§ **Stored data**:
====================
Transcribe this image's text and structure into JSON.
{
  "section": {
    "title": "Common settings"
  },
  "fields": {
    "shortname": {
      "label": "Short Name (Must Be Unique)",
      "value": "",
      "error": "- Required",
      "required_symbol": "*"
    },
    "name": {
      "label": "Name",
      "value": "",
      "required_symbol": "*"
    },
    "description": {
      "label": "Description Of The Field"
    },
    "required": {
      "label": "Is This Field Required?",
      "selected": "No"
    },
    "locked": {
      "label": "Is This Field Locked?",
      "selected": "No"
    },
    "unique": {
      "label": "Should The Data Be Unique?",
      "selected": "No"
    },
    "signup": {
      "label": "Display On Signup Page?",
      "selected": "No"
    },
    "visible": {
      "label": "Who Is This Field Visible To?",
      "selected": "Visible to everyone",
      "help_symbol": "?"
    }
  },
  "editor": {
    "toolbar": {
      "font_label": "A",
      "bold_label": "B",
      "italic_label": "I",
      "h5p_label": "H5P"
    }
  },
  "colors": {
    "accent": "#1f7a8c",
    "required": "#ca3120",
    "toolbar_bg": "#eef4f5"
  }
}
====================
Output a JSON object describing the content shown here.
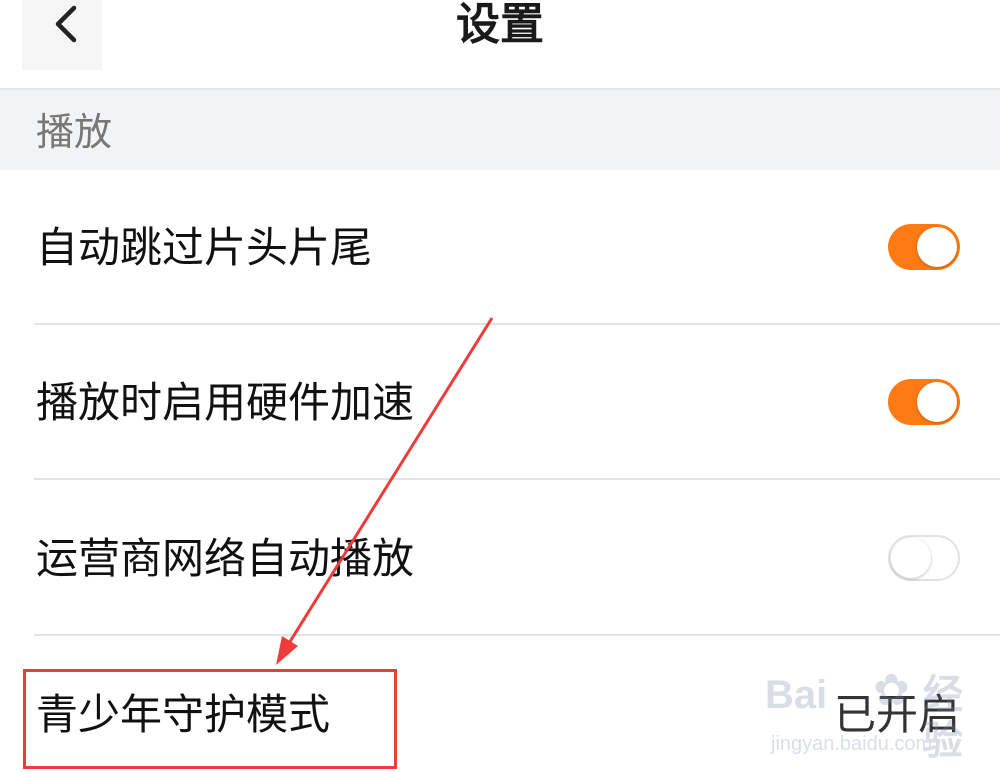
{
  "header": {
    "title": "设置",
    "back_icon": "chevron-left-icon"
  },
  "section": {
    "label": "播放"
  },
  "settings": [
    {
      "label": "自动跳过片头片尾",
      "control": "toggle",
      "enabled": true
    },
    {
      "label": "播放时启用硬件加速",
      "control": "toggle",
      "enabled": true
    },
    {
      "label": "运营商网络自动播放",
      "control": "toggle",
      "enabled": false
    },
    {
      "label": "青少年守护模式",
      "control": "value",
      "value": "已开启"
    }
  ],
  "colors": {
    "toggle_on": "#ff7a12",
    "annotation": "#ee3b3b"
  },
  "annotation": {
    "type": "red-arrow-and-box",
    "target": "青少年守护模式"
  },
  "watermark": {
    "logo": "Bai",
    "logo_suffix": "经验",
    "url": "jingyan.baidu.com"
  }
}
====================
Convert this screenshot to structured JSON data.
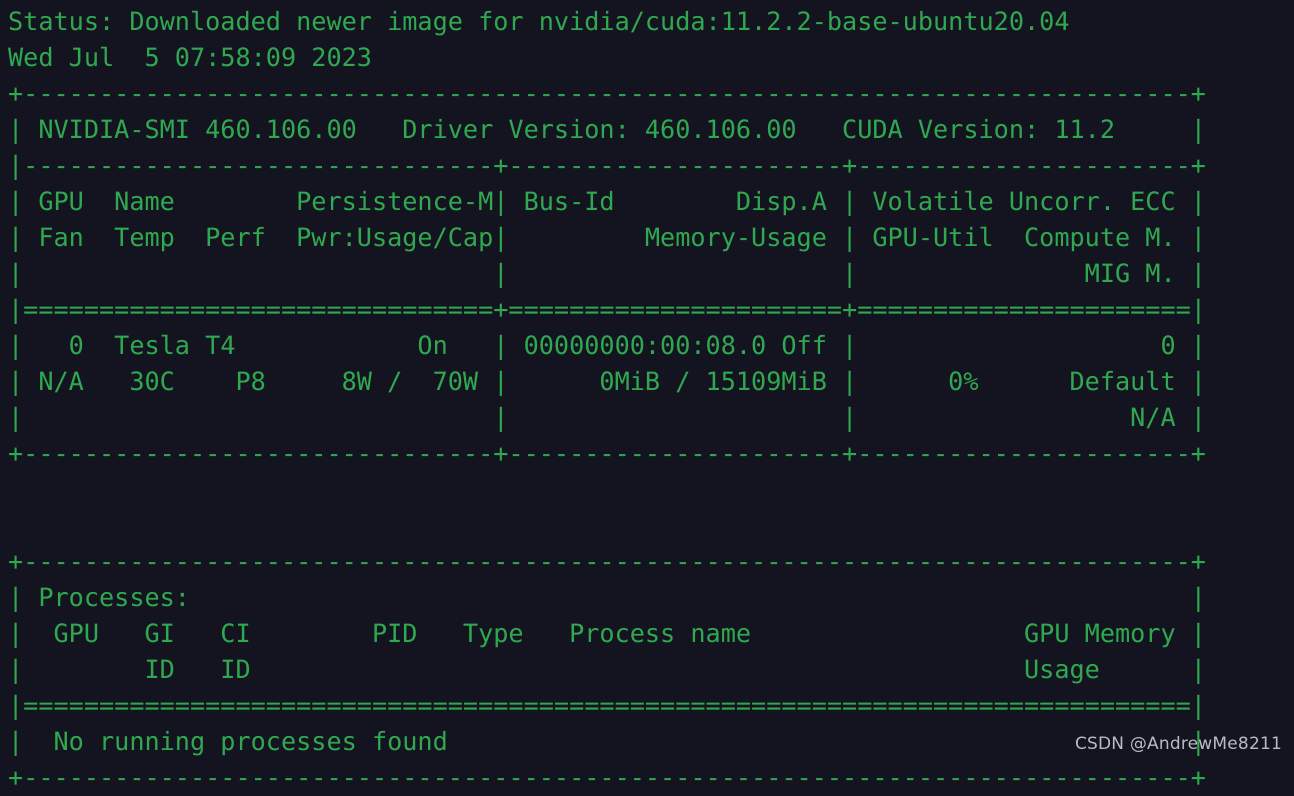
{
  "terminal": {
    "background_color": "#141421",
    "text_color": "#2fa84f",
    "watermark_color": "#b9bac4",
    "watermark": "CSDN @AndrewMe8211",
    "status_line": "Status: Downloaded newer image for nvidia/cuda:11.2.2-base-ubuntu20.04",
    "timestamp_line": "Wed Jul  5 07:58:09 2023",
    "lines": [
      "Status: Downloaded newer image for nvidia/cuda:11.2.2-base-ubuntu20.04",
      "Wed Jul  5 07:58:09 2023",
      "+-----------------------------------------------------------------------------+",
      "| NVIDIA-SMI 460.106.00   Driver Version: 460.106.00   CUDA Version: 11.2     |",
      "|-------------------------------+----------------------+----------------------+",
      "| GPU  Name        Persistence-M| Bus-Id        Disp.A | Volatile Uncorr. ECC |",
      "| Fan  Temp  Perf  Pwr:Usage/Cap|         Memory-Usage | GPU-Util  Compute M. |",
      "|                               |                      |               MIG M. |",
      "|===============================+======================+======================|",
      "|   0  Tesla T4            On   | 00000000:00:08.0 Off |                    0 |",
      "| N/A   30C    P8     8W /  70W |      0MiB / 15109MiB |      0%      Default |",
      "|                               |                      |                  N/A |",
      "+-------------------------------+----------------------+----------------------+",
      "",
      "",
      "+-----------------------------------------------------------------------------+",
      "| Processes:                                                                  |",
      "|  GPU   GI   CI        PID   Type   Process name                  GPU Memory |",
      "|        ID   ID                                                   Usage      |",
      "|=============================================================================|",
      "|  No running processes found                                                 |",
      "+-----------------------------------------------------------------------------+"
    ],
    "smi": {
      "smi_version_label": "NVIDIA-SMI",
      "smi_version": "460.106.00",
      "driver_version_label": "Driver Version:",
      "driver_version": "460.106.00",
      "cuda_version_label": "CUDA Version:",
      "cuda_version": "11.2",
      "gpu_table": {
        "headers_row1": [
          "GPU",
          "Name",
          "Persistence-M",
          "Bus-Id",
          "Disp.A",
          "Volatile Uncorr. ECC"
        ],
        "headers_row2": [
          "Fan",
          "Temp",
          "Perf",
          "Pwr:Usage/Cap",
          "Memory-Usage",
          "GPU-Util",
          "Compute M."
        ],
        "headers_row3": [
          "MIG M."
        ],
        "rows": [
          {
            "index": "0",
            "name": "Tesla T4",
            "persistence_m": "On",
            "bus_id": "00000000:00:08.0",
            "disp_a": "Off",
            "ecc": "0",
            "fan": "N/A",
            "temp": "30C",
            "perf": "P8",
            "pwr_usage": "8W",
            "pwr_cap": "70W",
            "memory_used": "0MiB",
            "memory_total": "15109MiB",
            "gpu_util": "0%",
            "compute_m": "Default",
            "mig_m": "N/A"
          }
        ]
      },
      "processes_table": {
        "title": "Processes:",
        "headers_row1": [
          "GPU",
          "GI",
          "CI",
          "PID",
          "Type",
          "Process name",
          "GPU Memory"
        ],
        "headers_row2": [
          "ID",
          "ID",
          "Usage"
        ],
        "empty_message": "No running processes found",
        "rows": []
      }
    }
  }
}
====================
§ **What to do**: List the lines of the entries that include "value".

§ **Task answer**:
      "value": "",
      "value": "",
      "control": "value",
      "value": "已开启"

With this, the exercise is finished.